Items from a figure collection
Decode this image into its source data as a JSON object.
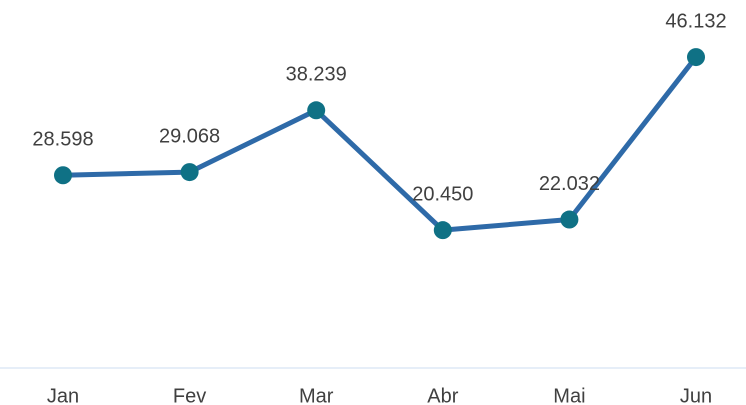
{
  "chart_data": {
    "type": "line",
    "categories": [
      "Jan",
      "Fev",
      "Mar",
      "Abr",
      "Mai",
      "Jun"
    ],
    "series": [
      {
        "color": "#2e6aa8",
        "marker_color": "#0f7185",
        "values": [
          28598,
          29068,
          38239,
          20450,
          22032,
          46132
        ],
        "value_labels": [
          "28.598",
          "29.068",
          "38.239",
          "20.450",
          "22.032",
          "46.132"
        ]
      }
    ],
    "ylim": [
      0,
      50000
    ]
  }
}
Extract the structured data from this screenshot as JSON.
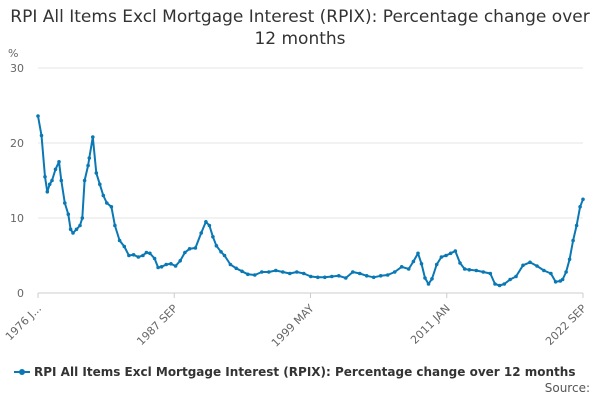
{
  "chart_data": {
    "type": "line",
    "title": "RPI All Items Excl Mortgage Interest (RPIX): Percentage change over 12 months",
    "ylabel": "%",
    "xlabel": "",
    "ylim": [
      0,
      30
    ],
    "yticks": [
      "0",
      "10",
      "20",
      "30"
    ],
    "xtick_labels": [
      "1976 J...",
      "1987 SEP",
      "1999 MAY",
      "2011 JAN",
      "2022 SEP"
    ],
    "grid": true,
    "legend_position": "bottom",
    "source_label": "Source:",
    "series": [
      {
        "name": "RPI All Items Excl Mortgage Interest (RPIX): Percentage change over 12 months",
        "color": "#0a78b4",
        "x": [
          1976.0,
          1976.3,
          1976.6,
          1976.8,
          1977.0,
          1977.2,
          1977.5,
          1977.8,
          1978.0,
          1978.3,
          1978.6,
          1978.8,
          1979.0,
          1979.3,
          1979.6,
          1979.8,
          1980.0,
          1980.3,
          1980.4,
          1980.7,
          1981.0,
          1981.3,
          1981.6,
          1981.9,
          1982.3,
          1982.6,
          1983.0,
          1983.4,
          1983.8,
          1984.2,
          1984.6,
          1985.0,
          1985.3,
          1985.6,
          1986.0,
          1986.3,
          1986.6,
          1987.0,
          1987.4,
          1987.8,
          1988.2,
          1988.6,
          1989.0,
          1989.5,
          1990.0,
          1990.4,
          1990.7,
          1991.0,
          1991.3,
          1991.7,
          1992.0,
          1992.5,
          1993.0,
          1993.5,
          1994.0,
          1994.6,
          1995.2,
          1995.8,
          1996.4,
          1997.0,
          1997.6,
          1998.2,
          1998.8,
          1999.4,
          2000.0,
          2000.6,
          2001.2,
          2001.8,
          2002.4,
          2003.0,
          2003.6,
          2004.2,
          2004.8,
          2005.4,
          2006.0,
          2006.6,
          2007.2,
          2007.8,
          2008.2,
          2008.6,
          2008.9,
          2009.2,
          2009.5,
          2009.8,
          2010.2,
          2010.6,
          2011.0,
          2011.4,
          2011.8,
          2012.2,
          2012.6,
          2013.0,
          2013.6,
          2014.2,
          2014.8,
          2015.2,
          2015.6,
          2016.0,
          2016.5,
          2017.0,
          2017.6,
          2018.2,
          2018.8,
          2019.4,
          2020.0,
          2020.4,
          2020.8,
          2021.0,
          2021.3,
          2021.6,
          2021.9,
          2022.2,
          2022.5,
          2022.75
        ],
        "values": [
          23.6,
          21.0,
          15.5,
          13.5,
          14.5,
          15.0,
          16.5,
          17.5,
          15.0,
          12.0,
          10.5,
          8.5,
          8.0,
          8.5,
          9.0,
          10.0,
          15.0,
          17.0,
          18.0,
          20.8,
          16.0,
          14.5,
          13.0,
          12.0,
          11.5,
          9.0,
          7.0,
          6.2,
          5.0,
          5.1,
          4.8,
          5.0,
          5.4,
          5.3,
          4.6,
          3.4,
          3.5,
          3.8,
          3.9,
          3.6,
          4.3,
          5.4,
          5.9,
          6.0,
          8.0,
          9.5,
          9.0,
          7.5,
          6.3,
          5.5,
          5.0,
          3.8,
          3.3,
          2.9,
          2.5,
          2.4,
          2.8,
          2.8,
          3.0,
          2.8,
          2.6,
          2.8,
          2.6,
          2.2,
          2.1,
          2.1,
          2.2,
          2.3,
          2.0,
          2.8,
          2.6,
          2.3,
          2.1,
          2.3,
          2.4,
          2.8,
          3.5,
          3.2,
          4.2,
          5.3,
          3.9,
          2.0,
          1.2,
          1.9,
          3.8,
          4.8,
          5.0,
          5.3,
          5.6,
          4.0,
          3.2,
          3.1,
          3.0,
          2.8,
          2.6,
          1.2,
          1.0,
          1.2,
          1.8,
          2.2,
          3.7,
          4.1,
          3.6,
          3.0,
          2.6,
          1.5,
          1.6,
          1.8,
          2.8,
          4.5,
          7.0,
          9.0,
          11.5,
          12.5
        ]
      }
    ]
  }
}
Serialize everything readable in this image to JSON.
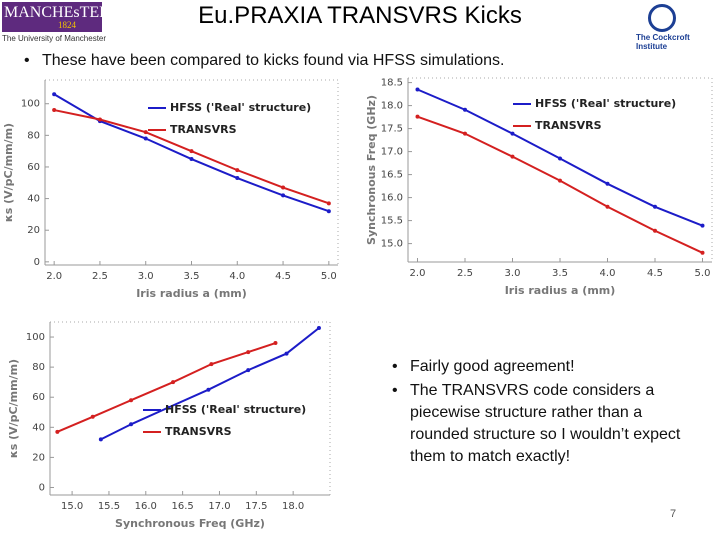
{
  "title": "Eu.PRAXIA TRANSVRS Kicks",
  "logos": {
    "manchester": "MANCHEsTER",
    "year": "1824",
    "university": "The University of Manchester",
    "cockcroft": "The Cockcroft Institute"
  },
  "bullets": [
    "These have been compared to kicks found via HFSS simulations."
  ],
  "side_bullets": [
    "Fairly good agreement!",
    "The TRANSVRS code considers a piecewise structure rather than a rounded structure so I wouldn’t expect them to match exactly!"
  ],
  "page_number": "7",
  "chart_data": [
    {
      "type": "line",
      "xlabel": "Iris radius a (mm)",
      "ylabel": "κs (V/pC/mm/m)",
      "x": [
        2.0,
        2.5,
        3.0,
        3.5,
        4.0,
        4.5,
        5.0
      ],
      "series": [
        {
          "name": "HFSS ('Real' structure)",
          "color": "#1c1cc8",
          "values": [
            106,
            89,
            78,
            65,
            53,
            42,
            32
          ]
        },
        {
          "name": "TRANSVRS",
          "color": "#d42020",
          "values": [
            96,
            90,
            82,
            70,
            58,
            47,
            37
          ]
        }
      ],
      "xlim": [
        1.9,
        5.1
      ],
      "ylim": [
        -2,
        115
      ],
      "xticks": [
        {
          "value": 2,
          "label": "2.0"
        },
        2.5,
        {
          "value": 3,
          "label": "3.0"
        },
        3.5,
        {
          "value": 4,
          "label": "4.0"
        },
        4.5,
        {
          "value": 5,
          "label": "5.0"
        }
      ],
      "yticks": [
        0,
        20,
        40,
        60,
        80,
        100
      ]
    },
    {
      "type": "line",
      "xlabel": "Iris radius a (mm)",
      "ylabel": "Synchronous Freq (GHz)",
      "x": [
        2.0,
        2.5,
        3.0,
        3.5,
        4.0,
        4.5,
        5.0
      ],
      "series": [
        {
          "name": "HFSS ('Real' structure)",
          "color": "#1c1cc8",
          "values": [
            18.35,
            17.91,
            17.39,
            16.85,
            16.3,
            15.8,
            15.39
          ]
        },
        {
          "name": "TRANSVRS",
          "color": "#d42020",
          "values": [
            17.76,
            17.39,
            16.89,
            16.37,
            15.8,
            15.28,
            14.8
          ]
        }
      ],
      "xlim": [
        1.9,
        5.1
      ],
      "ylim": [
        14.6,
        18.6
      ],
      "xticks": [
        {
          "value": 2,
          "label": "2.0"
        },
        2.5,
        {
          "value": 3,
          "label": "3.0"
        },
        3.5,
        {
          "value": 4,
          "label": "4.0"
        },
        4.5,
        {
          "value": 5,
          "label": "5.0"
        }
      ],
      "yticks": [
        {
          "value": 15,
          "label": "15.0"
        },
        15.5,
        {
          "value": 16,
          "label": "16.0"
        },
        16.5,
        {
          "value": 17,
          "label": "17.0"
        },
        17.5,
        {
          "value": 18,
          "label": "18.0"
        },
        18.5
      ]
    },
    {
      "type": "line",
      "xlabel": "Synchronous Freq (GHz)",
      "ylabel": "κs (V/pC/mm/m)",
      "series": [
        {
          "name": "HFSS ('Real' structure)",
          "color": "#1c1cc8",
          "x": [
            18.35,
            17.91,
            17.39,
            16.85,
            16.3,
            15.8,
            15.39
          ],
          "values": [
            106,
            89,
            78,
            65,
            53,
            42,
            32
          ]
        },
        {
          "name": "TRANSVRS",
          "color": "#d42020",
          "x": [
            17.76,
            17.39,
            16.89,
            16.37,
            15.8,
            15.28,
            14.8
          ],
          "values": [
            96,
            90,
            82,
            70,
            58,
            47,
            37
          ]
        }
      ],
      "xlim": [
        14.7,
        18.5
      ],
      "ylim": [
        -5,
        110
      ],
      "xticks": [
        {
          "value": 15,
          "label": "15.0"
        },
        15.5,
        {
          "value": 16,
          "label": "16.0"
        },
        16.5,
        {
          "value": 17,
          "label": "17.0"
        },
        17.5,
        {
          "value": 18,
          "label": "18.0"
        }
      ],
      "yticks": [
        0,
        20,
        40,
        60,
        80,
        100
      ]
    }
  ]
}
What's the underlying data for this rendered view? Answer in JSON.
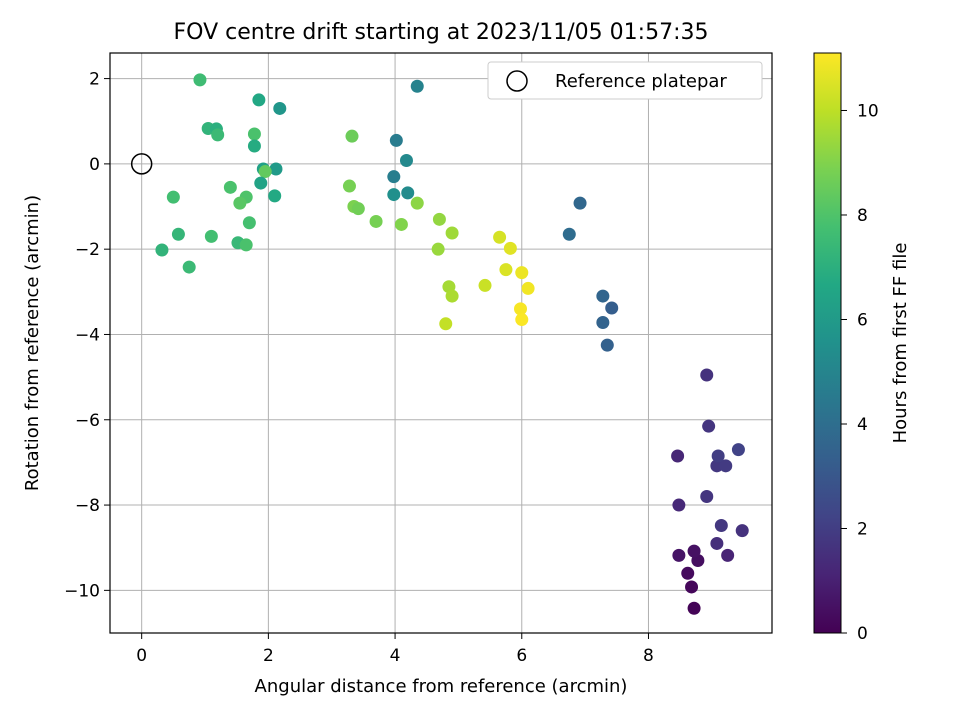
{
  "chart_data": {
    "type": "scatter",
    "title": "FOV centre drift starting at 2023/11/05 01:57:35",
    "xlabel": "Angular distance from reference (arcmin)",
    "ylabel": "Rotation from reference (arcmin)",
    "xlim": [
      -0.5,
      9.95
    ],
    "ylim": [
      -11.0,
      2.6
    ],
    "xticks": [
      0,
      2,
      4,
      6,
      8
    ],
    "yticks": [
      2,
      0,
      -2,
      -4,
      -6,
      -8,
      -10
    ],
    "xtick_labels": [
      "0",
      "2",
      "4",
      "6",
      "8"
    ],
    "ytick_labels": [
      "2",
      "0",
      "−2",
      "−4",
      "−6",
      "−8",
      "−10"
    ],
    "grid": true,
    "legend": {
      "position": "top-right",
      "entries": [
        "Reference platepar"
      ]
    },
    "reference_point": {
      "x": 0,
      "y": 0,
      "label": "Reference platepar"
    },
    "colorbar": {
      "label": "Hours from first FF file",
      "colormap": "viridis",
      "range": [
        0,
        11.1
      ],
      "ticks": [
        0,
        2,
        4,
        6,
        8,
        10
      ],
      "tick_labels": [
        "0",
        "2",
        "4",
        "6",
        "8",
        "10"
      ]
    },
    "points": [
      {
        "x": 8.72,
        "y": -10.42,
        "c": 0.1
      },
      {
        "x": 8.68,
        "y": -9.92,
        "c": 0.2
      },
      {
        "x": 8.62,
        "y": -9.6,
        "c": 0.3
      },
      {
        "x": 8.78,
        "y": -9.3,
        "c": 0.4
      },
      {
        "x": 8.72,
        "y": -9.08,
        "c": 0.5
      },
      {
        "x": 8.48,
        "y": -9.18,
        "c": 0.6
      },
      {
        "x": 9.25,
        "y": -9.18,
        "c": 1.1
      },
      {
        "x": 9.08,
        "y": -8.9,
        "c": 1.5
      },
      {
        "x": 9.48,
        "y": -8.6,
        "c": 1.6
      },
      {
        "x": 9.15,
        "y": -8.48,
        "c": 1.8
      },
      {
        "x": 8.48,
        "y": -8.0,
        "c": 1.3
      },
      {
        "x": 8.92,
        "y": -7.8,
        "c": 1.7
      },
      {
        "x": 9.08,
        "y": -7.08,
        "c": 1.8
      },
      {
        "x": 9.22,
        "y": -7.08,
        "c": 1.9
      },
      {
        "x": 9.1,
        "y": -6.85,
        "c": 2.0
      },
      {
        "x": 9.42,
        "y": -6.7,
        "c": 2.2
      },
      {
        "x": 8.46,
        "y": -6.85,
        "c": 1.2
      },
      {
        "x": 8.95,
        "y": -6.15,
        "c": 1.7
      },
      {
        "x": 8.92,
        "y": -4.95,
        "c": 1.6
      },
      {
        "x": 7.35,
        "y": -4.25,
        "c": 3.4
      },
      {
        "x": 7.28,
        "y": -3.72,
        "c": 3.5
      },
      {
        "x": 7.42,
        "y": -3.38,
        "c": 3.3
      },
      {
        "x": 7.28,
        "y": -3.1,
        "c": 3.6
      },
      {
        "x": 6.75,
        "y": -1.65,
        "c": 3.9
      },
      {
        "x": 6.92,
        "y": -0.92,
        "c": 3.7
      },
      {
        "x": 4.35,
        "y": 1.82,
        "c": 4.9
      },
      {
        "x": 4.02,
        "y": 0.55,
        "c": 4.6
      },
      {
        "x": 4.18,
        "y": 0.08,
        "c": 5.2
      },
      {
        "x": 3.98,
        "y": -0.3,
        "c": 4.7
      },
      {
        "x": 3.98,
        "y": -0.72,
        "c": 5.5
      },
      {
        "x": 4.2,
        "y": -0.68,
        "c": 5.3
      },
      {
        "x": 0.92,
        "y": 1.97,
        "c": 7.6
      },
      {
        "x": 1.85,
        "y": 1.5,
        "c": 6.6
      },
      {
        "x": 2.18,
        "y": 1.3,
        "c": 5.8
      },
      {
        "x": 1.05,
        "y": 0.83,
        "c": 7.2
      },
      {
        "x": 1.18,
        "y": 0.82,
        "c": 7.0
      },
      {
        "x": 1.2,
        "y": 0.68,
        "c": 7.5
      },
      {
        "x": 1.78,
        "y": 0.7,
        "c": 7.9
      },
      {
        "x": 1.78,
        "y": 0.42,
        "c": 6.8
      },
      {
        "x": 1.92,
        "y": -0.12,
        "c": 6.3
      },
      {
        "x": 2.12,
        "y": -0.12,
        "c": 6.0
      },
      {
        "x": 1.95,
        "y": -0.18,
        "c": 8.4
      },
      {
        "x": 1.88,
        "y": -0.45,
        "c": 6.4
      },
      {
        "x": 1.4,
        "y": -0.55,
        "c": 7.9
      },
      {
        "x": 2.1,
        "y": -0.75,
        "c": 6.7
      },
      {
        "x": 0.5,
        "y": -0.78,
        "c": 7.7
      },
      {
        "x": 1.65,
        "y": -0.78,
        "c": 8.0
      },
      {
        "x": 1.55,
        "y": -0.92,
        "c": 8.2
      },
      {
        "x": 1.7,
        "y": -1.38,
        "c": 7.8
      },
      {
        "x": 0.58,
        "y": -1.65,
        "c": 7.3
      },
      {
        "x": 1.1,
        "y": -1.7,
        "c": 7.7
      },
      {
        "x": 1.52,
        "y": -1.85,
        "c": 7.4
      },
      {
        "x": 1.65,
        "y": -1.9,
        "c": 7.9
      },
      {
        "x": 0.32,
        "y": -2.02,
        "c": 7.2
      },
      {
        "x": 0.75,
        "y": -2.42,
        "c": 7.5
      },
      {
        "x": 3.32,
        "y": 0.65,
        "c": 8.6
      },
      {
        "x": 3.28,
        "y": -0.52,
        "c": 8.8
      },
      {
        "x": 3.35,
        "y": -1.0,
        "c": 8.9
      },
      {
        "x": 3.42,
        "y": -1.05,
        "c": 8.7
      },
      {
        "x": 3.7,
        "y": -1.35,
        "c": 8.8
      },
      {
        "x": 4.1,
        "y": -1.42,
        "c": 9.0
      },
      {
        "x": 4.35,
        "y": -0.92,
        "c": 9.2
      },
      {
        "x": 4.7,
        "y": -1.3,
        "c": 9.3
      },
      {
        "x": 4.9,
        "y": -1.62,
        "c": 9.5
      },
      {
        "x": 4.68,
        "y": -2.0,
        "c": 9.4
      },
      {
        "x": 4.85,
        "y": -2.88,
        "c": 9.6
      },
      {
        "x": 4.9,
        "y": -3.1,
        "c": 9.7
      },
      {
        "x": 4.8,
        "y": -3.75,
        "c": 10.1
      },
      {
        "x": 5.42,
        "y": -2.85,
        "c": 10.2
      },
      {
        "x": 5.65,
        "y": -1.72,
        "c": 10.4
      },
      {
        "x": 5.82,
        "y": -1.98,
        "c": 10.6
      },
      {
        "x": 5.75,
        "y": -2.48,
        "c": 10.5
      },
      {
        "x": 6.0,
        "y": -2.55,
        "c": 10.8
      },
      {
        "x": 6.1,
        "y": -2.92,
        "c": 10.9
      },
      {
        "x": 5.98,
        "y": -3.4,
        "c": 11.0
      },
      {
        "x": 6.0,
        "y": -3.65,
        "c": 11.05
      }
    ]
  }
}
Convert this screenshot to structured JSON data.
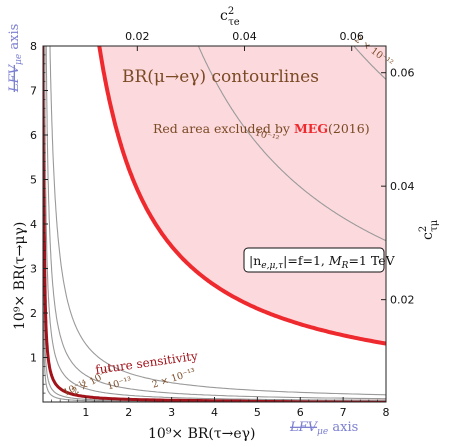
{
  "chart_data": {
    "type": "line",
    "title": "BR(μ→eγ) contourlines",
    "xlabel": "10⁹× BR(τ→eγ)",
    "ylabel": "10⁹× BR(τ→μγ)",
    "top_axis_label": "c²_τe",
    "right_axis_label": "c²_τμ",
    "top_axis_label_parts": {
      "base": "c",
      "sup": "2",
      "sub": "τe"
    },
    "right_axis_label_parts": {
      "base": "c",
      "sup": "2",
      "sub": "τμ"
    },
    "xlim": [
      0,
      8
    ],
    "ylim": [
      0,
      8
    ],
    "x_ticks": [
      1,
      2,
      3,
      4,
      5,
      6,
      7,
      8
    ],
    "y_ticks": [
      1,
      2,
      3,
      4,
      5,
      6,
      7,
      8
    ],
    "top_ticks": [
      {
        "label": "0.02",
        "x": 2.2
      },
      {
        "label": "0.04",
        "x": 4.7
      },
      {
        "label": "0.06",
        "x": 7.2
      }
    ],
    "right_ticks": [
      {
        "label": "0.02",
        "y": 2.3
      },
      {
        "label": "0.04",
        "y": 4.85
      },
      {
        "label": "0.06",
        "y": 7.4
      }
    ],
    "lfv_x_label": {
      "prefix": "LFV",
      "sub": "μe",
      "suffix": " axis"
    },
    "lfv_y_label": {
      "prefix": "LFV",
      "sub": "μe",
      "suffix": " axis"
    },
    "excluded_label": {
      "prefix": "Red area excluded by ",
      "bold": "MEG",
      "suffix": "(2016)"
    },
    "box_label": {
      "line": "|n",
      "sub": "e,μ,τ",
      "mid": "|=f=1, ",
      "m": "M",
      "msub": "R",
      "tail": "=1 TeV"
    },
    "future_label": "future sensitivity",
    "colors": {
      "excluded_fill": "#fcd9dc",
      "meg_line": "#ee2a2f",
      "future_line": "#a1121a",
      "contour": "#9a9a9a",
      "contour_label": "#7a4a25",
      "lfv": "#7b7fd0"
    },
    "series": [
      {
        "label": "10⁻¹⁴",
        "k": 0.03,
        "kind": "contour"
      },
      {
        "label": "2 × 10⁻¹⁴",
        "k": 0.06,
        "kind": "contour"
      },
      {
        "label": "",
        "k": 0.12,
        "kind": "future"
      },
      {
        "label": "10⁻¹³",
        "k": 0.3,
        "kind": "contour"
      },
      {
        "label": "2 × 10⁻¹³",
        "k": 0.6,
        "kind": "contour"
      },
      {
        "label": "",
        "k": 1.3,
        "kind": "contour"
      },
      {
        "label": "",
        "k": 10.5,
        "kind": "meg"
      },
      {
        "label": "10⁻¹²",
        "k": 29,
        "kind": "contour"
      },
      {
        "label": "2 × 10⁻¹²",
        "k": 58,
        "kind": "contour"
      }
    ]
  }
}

PROBLEM DESCRIPTION:
Find the word "platepar" and list each line it appears in.

WRITTEN SOLUTION:
        "Reference platepar"
      "label": "Reference platepar"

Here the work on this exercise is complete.